>> start

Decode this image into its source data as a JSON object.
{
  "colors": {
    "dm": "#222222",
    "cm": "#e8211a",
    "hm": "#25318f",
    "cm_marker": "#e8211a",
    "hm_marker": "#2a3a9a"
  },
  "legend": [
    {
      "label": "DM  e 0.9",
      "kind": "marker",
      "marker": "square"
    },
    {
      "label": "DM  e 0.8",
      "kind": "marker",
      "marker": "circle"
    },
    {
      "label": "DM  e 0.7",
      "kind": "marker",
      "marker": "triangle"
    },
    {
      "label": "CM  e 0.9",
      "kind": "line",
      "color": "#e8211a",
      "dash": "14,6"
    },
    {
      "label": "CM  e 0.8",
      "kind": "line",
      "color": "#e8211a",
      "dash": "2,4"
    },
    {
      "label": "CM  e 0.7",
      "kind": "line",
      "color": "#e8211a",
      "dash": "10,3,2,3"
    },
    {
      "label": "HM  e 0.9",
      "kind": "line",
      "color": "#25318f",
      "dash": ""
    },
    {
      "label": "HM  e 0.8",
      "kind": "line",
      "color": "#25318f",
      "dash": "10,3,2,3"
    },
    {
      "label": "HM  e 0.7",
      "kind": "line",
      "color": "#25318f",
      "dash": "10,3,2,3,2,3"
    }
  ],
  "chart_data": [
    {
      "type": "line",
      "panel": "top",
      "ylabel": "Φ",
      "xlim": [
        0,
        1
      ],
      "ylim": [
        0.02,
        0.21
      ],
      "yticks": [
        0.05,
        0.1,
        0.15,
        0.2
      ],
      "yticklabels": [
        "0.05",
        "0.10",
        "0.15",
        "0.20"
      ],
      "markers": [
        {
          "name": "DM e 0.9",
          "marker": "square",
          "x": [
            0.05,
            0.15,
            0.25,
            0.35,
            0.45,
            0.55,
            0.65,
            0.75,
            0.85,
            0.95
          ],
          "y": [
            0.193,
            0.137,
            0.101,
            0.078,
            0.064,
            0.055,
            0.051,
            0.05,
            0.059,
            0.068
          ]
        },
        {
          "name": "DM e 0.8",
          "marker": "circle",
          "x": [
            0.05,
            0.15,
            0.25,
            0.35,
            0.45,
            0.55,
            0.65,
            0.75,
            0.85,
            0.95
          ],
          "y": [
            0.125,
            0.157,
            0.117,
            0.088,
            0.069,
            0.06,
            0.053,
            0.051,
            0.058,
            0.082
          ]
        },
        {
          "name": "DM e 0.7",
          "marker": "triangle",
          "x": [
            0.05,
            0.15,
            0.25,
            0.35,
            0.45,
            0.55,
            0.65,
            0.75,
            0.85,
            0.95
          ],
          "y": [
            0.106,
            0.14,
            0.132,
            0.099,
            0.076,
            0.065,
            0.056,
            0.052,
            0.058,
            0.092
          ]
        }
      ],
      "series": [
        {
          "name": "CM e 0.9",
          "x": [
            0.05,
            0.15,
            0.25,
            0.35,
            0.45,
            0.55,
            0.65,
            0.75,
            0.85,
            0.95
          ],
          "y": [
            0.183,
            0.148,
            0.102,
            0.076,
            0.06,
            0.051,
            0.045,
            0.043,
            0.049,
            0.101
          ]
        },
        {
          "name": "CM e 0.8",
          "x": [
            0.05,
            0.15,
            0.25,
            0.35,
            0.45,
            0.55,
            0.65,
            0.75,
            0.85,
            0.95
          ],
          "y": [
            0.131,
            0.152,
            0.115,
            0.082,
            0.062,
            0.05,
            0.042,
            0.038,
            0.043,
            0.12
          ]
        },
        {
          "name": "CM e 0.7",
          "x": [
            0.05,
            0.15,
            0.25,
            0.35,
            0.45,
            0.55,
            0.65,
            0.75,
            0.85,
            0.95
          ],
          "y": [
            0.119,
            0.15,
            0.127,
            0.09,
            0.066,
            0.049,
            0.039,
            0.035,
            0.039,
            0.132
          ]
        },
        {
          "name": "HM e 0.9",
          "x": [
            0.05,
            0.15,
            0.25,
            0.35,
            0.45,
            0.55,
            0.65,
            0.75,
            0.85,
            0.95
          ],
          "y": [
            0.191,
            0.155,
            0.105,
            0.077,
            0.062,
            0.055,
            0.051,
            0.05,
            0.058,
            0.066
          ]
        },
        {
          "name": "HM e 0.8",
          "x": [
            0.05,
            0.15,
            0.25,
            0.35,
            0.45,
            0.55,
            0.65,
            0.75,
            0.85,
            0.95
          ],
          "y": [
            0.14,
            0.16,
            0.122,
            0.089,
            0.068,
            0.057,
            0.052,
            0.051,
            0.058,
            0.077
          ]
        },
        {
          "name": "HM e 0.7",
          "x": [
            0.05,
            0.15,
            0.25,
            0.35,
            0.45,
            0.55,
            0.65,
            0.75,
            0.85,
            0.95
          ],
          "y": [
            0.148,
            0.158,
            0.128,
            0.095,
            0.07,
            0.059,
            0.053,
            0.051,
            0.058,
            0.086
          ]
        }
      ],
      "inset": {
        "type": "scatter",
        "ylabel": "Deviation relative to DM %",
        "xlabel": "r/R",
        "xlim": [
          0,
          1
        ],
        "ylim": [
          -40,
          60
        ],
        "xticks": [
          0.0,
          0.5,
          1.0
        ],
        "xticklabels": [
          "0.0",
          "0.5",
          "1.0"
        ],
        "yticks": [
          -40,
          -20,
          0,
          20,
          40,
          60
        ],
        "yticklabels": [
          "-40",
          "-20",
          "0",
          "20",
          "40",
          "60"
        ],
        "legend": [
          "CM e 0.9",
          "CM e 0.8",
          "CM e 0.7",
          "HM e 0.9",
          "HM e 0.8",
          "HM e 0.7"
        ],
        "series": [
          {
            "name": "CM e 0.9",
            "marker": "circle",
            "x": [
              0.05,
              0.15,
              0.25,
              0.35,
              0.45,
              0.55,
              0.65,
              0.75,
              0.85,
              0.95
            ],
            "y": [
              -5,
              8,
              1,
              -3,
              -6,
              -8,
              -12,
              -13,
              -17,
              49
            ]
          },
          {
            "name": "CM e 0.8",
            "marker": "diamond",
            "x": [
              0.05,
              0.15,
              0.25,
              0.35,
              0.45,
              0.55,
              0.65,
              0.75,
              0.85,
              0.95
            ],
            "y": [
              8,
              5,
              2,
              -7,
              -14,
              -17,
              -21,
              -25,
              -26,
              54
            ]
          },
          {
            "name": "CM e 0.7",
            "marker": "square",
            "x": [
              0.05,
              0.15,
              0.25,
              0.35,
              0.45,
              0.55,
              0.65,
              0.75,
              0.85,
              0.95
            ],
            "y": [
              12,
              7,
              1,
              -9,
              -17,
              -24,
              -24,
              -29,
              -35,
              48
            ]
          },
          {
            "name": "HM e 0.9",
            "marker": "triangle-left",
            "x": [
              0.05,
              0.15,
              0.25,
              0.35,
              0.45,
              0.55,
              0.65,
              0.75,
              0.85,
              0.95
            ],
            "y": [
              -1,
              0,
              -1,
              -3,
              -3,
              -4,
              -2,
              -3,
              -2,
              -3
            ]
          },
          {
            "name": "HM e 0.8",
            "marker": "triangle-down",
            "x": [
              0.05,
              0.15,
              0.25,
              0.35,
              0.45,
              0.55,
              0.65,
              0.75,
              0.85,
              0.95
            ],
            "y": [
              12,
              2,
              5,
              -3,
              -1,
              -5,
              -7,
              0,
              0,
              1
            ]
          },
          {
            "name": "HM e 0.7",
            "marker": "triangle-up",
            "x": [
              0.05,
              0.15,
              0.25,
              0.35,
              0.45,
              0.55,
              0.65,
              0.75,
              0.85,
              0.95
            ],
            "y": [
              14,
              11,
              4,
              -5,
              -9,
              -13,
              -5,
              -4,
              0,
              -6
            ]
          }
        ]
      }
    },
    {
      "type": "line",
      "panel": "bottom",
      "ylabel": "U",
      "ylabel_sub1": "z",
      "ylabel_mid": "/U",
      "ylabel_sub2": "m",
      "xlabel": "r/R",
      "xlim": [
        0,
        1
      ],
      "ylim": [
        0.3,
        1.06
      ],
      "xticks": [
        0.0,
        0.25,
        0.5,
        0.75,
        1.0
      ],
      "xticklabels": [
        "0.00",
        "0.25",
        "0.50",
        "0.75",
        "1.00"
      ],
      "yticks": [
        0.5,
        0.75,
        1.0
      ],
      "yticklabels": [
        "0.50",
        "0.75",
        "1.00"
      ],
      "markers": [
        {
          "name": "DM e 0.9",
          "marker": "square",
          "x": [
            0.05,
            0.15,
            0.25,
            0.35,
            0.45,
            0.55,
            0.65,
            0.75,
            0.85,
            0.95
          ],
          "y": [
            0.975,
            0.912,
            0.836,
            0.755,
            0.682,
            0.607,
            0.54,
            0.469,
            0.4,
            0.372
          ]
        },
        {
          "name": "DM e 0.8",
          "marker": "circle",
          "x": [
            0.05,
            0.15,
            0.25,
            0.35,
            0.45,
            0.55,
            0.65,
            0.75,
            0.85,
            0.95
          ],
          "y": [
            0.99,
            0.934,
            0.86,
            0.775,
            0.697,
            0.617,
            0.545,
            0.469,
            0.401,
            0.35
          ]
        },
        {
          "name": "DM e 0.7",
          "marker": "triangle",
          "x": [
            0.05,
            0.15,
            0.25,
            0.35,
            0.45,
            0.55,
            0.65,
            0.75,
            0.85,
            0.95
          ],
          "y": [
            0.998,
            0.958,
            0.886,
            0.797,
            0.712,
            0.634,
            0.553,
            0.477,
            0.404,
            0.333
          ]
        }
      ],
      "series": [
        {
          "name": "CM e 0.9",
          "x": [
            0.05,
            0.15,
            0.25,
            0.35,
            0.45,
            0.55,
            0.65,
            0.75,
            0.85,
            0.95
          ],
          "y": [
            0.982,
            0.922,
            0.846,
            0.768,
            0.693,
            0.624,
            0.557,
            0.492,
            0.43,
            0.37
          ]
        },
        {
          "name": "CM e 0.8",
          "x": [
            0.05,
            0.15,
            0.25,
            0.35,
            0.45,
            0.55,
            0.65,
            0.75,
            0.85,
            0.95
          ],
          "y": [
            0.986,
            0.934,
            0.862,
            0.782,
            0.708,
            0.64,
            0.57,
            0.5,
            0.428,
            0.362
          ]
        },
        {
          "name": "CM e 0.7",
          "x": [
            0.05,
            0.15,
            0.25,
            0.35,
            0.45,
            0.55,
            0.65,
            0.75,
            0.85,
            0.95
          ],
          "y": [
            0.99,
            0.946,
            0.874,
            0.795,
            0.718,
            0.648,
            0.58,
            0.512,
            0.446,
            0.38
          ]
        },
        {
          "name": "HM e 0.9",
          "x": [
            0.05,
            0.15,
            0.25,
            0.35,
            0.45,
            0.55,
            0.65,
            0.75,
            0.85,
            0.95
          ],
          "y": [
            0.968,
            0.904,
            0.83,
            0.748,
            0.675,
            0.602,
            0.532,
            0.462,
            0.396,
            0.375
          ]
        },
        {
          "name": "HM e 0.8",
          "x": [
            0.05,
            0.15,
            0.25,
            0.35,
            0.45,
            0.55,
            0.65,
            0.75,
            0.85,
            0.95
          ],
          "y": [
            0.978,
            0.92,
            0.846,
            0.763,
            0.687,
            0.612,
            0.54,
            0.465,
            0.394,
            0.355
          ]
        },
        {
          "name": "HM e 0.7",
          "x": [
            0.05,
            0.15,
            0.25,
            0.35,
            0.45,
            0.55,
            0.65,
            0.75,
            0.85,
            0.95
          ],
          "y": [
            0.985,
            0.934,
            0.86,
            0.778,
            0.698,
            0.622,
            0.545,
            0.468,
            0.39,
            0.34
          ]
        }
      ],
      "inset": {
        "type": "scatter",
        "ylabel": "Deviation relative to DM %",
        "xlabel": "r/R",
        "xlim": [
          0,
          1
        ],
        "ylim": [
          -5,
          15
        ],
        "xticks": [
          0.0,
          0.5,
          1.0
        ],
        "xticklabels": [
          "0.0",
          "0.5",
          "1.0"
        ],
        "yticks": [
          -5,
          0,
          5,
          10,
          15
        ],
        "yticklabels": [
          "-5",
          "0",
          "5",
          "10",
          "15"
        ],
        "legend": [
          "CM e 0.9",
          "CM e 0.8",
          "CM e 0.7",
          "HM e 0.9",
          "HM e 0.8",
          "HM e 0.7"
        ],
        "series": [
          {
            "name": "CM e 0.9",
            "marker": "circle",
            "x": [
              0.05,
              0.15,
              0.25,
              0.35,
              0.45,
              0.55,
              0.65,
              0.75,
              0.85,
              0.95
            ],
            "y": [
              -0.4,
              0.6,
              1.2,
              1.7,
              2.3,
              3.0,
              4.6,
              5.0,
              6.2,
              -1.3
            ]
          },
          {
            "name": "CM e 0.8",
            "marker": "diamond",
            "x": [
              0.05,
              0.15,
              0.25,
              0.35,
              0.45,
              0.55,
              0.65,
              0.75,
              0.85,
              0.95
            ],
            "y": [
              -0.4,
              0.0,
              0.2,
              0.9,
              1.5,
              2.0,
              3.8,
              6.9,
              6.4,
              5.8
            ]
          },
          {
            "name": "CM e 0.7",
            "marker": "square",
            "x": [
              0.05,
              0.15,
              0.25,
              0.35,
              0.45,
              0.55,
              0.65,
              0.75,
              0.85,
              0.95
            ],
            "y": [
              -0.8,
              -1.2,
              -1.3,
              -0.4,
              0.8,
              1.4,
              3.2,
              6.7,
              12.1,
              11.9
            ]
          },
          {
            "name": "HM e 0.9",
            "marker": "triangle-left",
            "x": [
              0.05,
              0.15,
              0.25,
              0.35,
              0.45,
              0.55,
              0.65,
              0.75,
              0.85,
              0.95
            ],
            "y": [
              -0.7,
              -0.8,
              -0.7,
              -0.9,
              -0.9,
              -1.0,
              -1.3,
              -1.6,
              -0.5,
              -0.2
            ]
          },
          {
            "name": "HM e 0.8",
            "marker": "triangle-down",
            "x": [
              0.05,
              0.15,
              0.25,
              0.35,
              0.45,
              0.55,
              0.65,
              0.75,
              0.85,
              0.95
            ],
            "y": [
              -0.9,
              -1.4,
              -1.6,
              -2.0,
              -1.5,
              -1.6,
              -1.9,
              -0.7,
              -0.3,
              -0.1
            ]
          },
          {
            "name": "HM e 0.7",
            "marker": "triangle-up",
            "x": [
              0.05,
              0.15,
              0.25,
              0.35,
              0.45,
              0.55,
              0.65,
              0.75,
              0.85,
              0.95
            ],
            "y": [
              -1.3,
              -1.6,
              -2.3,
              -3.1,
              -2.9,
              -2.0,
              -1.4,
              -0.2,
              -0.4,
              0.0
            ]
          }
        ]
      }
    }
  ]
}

>> end

■ TASK TO COMPLETE ■
Provide only the count of lines in the material above that hold the word "dash".

■ CORRECT RESPONSE ■
6